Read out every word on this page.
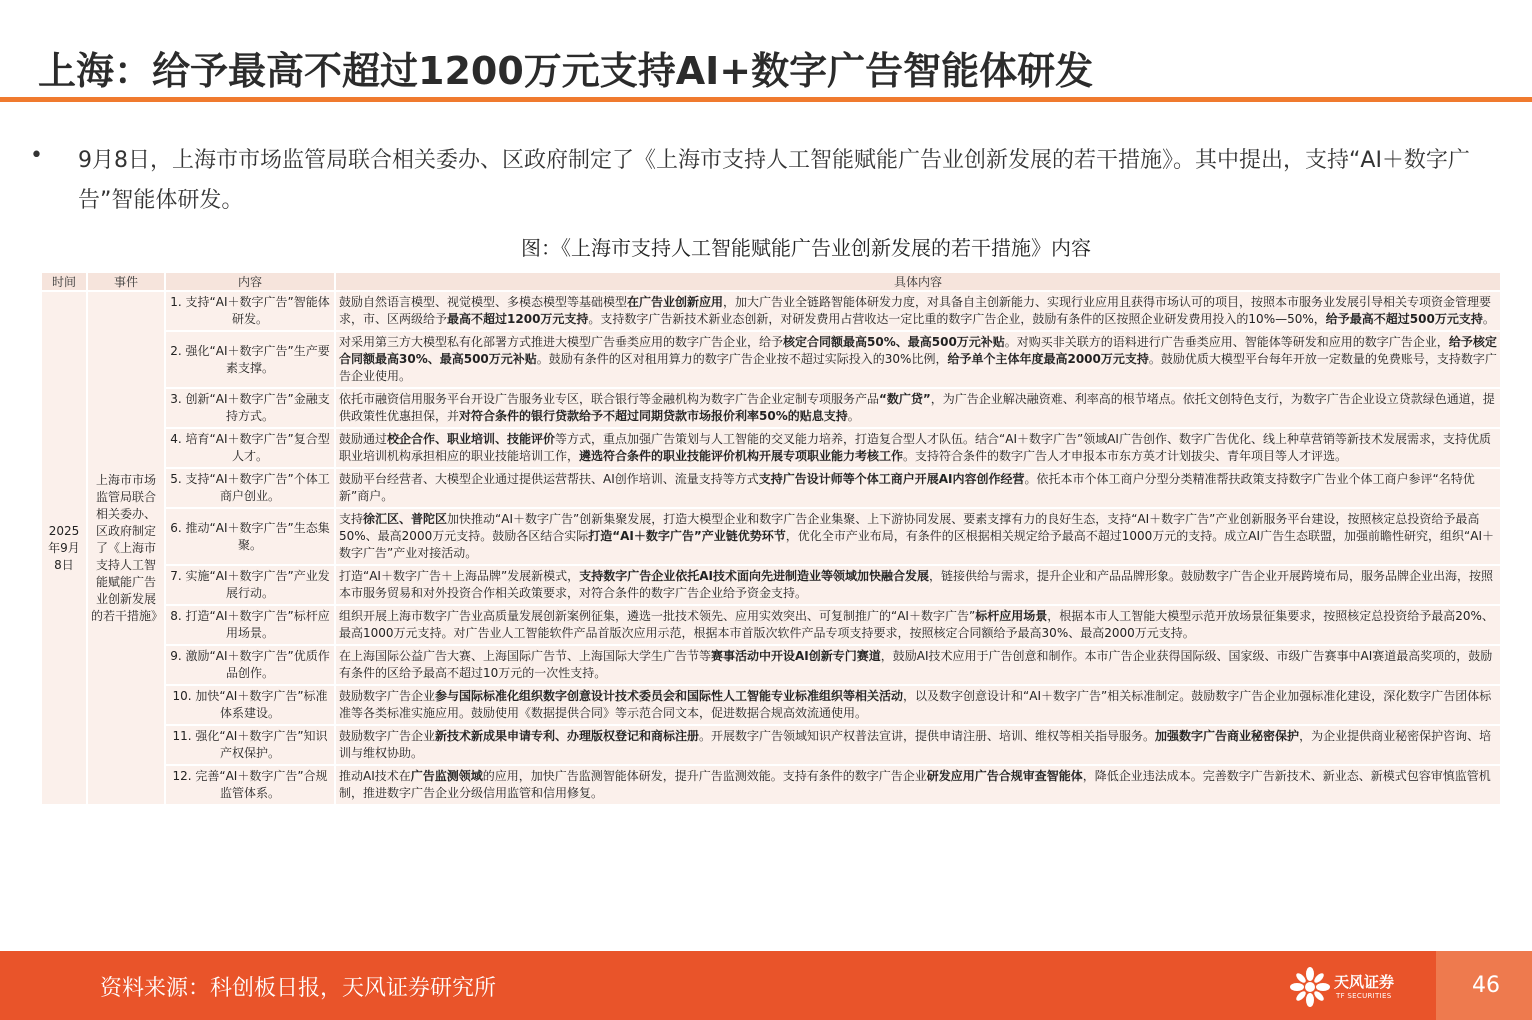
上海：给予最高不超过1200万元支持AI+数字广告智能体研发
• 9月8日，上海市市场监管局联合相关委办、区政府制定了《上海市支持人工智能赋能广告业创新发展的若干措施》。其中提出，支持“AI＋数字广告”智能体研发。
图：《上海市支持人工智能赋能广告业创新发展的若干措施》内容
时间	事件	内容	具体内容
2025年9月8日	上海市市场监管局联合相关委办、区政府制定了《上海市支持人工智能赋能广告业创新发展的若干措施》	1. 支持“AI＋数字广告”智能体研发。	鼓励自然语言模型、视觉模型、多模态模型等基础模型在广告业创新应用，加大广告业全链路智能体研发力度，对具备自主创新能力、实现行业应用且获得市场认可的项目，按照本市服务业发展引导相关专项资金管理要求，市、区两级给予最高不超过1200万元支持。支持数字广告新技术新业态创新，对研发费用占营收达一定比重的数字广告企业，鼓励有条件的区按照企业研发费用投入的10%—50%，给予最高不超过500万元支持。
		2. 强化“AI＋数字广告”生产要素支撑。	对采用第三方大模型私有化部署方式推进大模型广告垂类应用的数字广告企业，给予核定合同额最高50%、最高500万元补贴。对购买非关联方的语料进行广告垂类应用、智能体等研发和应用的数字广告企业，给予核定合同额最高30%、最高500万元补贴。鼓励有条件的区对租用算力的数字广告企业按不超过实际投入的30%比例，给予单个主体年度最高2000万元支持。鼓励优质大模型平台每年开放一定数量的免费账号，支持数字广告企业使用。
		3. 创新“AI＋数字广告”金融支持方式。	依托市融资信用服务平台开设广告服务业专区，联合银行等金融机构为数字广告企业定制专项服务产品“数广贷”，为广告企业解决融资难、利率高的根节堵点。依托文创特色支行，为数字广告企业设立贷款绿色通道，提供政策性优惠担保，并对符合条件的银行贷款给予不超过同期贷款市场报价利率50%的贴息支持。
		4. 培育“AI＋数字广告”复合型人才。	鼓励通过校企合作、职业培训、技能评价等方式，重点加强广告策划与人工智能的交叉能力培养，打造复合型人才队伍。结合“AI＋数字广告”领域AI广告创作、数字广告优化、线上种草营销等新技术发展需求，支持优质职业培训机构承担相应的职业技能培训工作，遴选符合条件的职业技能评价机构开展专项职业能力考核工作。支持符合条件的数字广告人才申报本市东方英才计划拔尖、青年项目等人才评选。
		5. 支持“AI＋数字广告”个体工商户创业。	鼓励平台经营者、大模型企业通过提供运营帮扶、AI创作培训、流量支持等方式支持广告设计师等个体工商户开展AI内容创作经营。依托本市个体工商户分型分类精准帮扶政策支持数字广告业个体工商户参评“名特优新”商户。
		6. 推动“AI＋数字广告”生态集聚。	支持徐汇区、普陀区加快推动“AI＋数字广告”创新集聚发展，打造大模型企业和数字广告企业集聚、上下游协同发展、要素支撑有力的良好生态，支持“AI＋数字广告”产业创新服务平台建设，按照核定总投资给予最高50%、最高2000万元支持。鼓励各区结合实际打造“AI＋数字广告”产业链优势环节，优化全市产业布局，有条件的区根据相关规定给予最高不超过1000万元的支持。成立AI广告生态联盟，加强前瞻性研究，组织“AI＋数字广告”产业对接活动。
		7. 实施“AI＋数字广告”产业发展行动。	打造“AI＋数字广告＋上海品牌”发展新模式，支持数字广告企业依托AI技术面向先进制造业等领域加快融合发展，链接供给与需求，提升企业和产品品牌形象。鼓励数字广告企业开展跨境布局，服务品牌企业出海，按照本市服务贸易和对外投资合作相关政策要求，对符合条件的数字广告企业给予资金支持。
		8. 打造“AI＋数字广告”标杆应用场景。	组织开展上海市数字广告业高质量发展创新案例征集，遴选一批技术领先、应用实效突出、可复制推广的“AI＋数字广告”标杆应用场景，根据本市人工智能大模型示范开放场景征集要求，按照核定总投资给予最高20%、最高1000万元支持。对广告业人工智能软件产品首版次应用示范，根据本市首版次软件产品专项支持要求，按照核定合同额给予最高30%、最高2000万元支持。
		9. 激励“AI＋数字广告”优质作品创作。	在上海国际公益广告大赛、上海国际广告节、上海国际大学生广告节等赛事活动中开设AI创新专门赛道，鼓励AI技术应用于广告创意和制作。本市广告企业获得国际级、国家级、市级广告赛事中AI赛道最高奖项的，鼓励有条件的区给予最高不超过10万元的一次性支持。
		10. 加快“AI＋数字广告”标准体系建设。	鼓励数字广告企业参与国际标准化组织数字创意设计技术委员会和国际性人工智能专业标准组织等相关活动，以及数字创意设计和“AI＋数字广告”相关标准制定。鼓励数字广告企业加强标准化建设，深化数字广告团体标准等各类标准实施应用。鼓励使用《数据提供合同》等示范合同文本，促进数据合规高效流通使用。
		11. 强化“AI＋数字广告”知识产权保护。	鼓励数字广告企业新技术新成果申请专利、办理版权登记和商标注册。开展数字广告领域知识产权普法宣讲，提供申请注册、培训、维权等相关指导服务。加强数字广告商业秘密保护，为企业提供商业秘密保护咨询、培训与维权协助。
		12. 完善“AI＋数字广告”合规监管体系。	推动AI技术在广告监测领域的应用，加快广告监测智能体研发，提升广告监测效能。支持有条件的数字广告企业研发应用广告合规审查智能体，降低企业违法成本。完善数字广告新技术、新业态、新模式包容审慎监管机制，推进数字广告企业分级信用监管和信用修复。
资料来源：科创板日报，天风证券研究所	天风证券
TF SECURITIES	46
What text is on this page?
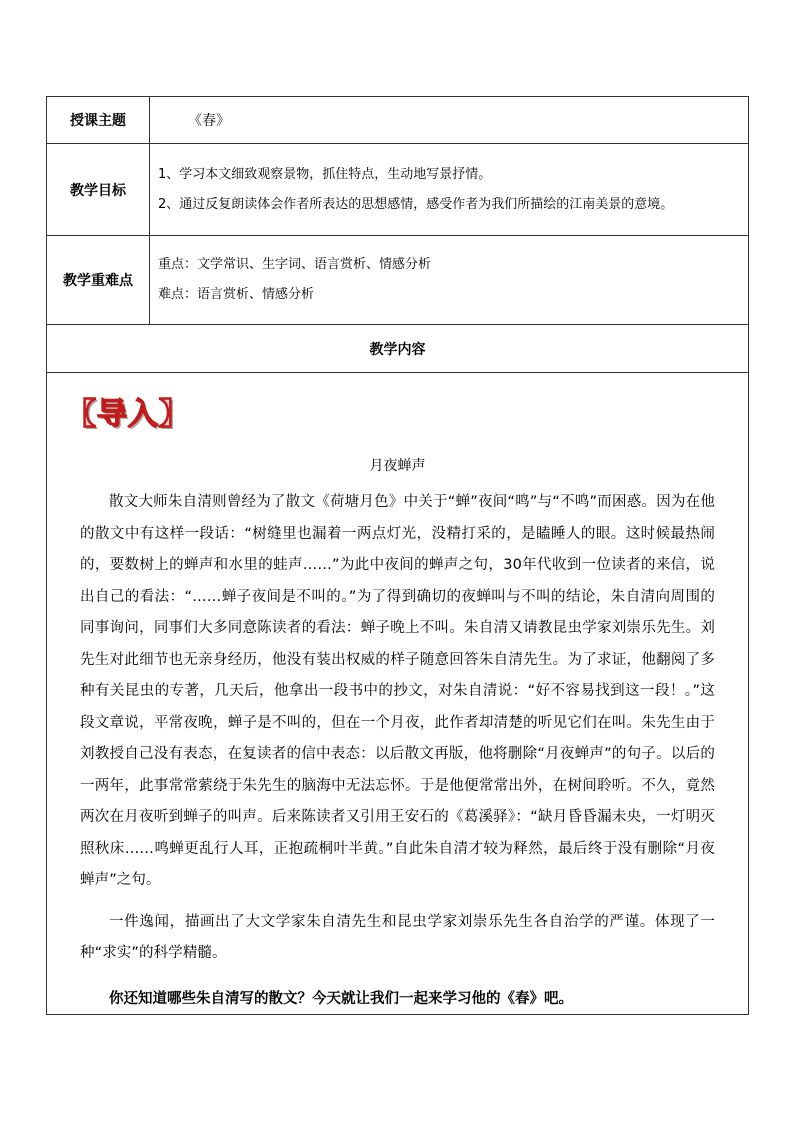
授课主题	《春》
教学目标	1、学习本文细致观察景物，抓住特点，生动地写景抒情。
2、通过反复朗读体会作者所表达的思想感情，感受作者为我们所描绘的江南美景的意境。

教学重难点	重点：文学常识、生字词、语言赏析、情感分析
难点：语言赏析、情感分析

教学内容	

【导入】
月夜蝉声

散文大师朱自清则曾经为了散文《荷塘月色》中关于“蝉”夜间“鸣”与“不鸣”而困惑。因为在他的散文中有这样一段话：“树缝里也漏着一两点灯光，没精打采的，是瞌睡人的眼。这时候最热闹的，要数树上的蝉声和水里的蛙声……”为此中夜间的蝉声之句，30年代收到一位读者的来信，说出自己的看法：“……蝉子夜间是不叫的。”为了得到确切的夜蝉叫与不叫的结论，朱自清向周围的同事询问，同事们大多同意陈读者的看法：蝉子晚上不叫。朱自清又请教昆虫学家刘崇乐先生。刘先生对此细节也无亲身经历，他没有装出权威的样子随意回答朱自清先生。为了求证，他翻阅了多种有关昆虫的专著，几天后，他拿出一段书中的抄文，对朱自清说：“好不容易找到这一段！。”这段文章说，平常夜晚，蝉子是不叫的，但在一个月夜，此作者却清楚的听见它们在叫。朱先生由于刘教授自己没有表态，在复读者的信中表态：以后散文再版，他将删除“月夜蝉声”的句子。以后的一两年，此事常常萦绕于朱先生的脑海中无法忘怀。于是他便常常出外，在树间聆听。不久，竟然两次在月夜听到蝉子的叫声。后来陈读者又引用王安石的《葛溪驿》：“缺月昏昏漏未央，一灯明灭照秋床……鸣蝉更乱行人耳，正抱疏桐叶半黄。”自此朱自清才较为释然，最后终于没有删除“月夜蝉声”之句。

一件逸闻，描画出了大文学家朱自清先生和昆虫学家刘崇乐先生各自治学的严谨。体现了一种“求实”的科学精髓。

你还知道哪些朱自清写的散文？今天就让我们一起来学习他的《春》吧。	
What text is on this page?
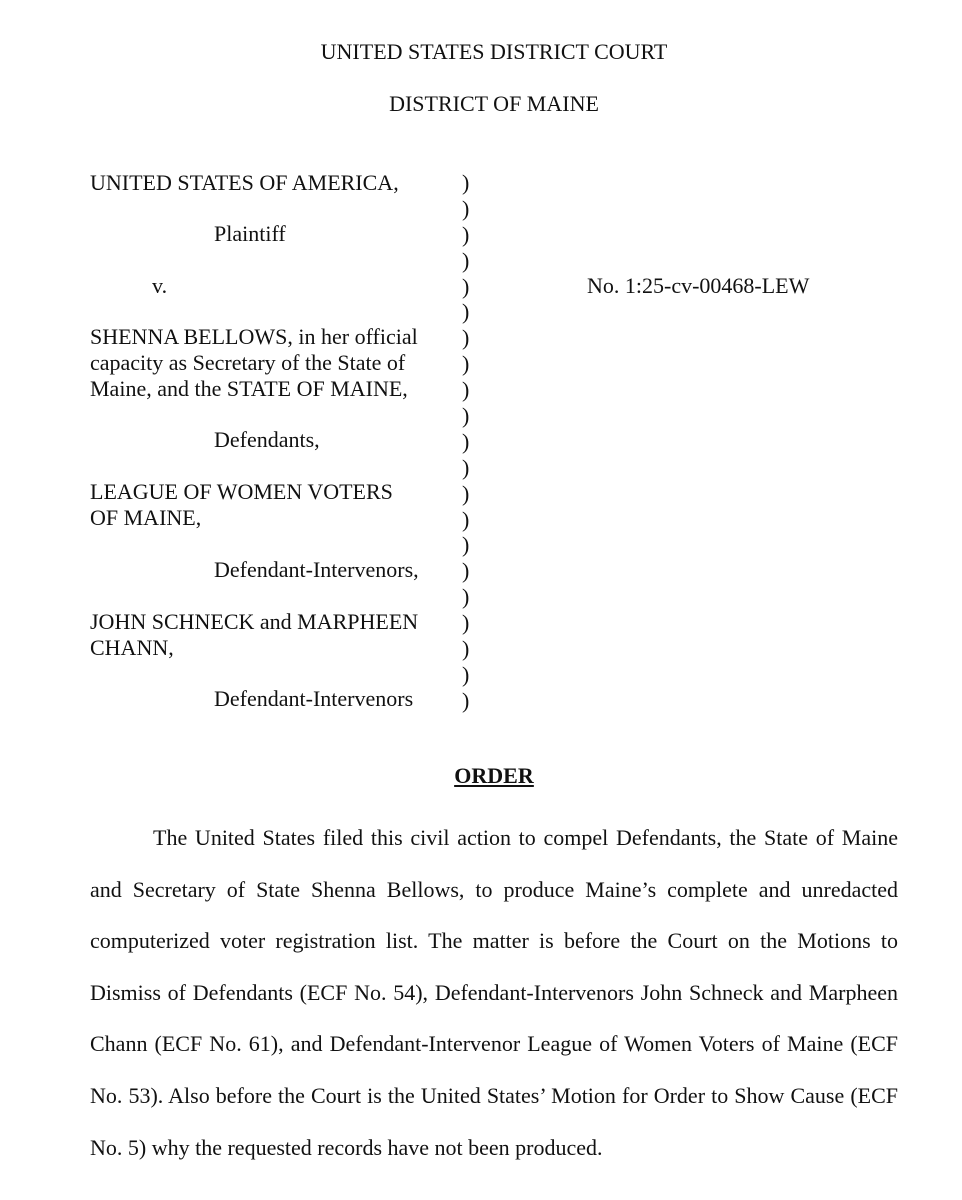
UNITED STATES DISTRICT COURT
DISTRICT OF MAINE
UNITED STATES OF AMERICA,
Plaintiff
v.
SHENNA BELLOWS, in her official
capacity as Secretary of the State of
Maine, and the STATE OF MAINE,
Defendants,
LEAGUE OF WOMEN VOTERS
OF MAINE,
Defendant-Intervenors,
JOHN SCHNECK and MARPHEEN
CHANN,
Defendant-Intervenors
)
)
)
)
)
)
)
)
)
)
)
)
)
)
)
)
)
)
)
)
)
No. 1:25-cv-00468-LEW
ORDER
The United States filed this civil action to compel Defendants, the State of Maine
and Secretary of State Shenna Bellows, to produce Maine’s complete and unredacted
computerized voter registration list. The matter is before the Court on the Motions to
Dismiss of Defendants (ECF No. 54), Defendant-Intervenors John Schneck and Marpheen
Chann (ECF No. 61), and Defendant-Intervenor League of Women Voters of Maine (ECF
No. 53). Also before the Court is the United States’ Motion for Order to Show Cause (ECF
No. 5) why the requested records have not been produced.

- Work required
Copy and report every line where the word "before" is present.

- Task result
computerized voter registration list. The matter is before the Court on the Motions to
No. 53). Also before the Court is the United States’ Motion for Order to Show Cause (ECF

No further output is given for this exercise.